## Description of the task
Gather from the material every line that contains the string "title".

[BEGIN]

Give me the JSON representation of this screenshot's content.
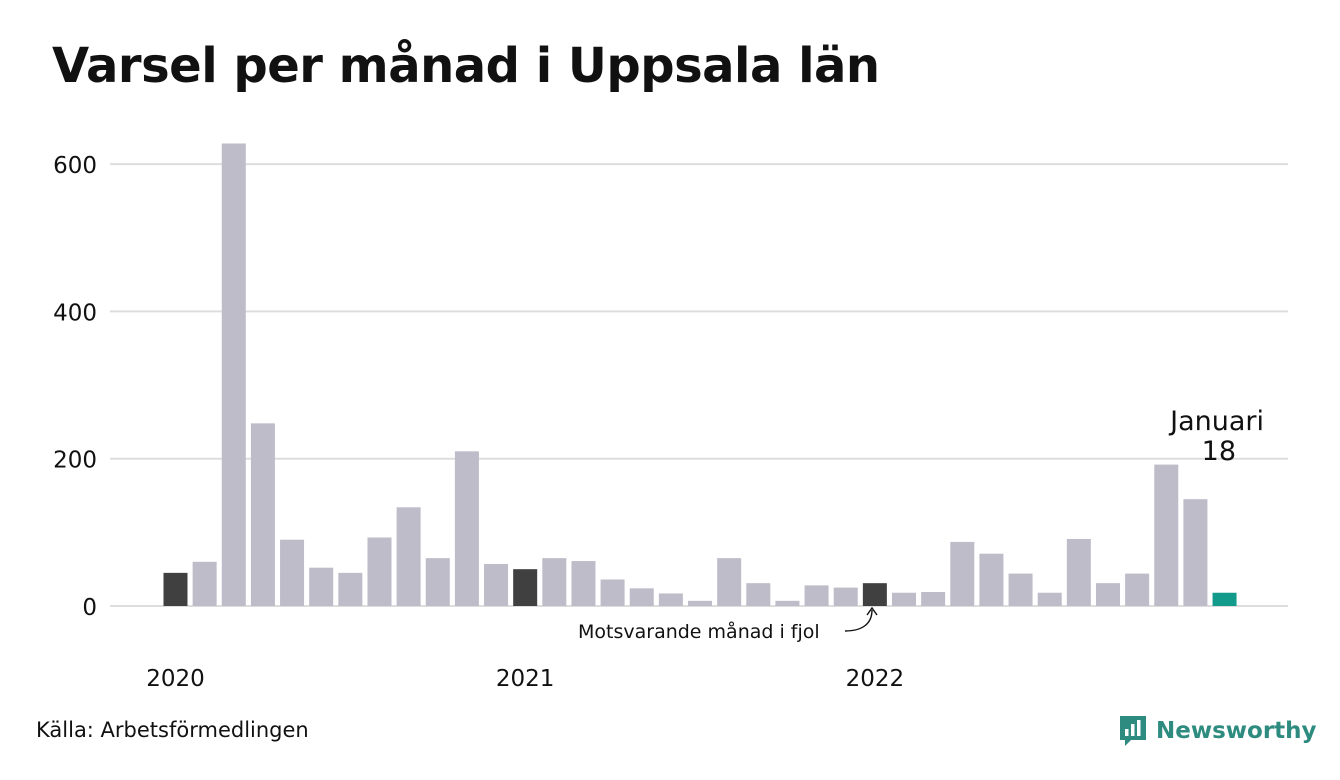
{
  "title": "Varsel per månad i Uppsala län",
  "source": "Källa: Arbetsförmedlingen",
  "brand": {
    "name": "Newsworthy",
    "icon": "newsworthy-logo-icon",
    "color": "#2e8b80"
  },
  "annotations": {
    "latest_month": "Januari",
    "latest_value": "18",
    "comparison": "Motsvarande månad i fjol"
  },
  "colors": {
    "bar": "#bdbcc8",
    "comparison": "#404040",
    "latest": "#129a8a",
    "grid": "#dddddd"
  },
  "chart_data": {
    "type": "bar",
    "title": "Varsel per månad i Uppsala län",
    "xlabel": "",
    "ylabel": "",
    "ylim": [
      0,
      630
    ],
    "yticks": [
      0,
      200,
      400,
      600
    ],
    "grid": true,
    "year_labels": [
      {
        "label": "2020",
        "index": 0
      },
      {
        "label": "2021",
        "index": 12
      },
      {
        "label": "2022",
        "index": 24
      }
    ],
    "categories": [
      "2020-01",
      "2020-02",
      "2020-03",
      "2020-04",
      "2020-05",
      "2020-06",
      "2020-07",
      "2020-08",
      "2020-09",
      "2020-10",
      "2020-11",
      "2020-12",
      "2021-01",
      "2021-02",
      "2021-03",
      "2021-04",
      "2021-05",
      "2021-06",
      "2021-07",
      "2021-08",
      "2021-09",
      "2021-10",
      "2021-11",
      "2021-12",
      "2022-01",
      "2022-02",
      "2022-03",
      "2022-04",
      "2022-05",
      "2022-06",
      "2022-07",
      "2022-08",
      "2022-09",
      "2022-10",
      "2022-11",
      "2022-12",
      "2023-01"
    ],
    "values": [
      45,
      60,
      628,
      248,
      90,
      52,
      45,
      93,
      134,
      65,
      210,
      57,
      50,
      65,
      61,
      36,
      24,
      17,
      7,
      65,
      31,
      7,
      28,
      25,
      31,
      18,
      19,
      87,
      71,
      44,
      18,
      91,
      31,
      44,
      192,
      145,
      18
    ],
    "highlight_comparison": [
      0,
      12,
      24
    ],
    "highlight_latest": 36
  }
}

[END]

## Exercise solution
  "title": "Varsel per månad i Uppsala län",
    "title": "Varsel per månad i Uppsala län",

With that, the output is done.